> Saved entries
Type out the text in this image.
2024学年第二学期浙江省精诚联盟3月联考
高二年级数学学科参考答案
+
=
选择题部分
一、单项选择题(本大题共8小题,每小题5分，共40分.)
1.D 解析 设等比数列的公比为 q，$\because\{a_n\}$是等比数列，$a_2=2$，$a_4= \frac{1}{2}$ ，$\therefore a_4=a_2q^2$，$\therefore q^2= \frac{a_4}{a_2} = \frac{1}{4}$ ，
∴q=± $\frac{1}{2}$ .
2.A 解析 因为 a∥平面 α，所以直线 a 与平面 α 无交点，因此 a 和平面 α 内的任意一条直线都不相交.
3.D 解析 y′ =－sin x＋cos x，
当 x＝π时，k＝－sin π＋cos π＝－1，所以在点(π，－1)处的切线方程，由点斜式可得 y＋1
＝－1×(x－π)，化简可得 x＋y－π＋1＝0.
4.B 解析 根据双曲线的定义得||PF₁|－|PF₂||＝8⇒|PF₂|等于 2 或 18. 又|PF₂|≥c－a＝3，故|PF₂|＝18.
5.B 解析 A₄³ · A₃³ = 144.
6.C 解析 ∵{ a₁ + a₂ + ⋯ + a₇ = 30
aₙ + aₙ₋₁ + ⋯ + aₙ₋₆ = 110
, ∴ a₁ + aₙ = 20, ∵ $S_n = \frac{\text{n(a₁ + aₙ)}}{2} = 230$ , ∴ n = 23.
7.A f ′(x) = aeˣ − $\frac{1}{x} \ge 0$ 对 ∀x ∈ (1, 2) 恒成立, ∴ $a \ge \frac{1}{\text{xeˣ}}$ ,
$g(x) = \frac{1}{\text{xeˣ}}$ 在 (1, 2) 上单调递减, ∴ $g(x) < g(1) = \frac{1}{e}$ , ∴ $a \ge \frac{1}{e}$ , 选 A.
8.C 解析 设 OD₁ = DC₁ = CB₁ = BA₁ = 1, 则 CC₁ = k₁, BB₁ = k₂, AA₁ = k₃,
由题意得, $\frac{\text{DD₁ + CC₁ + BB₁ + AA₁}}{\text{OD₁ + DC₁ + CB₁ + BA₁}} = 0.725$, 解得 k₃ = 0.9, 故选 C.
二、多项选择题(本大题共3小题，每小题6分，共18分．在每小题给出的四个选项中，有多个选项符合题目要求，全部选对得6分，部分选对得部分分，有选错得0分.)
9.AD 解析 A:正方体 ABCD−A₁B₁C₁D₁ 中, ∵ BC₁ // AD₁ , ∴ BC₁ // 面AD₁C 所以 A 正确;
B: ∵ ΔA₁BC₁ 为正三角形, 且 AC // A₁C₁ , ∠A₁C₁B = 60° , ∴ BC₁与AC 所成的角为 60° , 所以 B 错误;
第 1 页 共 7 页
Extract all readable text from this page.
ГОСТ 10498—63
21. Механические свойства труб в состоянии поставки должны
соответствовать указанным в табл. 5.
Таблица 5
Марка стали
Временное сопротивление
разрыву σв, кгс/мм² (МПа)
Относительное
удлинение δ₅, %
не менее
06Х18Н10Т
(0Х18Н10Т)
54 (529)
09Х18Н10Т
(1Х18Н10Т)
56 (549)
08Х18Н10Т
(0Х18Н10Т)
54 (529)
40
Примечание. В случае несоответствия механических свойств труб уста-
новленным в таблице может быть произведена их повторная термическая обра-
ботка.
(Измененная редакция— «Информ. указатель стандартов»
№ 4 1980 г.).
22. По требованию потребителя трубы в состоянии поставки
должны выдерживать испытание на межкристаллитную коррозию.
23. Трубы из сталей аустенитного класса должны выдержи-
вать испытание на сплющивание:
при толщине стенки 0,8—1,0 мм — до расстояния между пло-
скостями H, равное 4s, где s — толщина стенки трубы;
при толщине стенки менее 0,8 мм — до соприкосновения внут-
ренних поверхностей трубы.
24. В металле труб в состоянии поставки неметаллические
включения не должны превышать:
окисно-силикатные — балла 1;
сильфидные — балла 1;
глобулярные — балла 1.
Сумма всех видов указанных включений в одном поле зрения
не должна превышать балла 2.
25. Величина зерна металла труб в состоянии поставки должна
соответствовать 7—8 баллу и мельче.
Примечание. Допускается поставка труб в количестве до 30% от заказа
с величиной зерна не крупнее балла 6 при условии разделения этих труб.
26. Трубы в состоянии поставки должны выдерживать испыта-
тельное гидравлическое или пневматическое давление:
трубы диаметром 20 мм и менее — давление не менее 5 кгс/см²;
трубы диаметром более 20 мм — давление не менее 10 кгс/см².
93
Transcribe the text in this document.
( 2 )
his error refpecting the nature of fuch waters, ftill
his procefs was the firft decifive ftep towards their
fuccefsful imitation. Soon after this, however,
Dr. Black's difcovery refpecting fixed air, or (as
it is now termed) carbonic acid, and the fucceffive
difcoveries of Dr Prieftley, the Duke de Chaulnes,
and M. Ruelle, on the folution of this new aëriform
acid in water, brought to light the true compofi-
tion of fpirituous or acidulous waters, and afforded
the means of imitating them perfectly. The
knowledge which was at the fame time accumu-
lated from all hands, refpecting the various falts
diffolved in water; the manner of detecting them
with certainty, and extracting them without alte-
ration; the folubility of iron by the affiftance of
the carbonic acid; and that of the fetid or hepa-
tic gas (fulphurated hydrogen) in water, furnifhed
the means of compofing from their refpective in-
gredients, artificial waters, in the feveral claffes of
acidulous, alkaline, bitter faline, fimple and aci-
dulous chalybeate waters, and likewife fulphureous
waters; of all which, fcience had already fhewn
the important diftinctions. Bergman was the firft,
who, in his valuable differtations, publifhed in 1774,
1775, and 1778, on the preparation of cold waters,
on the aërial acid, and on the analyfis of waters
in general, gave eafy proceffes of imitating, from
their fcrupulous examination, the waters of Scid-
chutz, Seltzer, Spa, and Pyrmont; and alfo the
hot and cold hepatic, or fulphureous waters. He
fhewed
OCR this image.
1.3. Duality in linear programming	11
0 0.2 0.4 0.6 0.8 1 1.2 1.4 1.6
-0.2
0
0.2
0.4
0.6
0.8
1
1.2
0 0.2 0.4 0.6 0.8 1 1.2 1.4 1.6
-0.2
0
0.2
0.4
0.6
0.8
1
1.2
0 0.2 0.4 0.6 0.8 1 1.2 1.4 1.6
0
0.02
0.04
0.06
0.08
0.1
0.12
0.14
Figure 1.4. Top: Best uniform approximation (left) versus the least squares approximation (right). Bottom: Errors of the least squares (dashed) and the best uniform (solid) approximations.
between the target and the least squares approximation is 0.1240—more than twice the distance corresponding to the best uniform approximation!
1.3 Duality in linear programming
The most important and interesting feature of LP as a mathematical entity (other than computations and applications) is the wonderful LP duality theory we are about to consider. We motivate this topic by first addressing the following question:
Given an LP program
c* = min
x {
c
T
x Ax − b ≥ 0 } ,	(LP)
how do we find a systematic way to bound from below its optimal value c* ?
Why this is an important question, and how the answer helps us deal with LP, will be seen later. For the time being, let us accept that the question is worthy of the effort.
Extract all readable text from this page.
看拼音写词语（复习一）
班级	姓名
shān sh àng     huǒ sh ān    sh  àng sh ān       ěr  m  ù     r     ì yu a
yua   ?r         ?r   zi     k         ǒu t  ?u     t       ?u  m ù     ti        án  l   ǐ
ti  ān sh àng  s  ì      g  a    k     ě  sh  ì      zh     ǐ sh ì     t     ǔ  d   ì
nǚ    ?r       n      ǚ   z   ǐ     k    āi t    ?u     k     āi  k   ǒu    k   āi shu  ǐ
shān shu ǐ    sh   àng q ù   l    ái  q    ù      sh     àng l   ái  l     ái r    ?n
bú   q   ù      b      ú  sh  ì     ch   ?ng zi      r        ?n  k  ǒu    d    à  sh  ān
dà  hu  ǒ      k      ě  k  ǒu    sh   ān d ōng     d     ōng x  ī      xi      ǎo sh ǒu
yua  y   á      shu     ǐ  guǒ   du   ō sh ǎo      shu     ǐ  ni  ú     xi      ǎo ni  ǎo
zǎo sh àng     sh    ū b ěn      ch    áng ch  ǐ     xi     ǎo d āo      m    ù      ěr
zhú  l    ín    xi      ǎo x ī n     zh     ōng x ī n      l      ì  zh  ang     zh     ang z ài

> Set exercise
Copy each line above that contains the word "linear".

> Worked answer
1.3. Duality in linear programming	11
1.3 Duality in linear programming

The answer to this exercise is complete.